*Task prompt*
Each entry that follows is to be retyped exactly. Pictures do not belong in the copy.
* * *
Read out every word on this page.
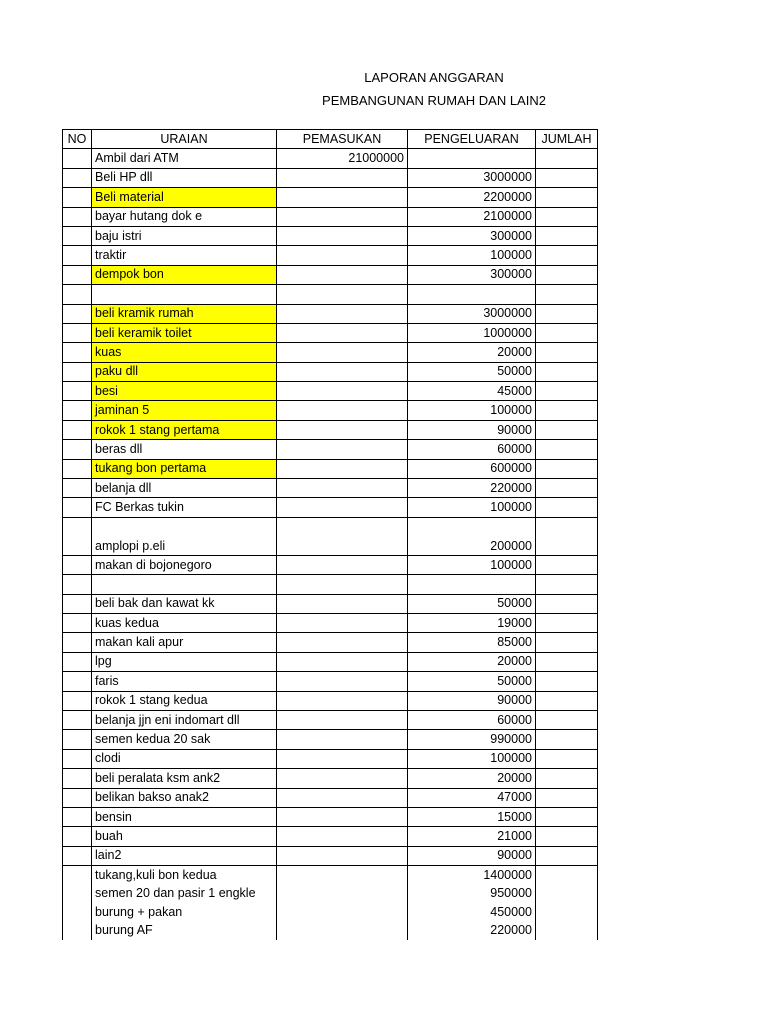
LAPORAN ANGGARAN
PEMBANGUNAN RUMAH DAN LAIN2
NO	URAIAN	PEMASUKAN	PENGELUARAN	JUMLAH
	Ambil dari ATM	21000000		
	Beli HP dll		3000000	
	Beli material		2200000	
	bayar hutang dok e		2100000	
	baju istri		300000	
	traktir		100000	
	dempok bon		300000	

	beli kramik rumah		3000000	
	beli keramik toilet		1000000	
	kuas		20000	
	paku dll		50000	
	besi		45000	
	jaminan 5		100000	
	rokok 1 stang pertama		90000	
	beras dll		60000	
	tukang bon pertama		600000	
	belanja dll		220000	
	FC Berkas tukin		100000	
	amplopi p.eli		200000	
	makan di bojonegoro		100000	

	beli bak dan kawat kk		50000	
	kuas kedua		19000	
	makan kali apur		85000	
	lpg		20000	
	faris		50000	
	rokok 1 stang kedua		90000	
	belanja jjn eni indomart dll		60000	
	semen kedua 20 sak		990000	
	clodi		100000	
	beli peralata ksm ank2		20000	
	belikan bakso anak2		47000	
	bensin		15000	
	buah		21000	
	lain2		90000	
	tukang,kuli bon kedua		1400000	
	semen 20 dan pasir 1 engkle		950000	
	burung + pakan		450000	
	burung AF		220000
* * *
*Task response*
Read out every word on this page.
LAPORAN ANGGARAN
PEMBANGUNAN RUMAH DAN LAIN2
NO	URAIAN	PEMASUKAN	PENGELUARAN	JUMLAH
	Ambil dari ATM	21000000		
	Beli HP dll		3000000	
	Beli material		2200000	
	bayar hutang dok e		2100000	
	baju istri		300000	
	traktir		100000	
	dempok bon		300000	

	beli kramik rumah		3000000	
	beli keramik toilet		1000000	
	kuas		20000	
	paku dll		50000	
	besi		45000	
	jaminan 5		100000	
	rokok 1 stang pertama		90000	
	beras dll		60000	
	tukang bon pertama		600000	
	belanja dll		220000	
	FC Berkas tukin		100000	
	amplopi p.eli		200000	
	makan di bojonegoro		100000	

	beli bak dan kawat kk		50000	
	kuas kedua		19000	
	makan kali apur		85000	
	lpg		20000	
	faris		50000	
	rokok 1 stang kedua		90000	
	belanja jjn eni indomart dll		60000	
	semen kedua 20 sak		990000	
	clodi		100000	
	beli peralata ksm ank2		20000	
	belikan bakso anak2		47000	
	bensin		15000	
	buah		21000	
	lain2		90000	
	tukang,kuli bon kedua		1400000	
	semen 20 dan pasir 1 engkle		950000	
	burung + pakan		450000	
	burung AF		220000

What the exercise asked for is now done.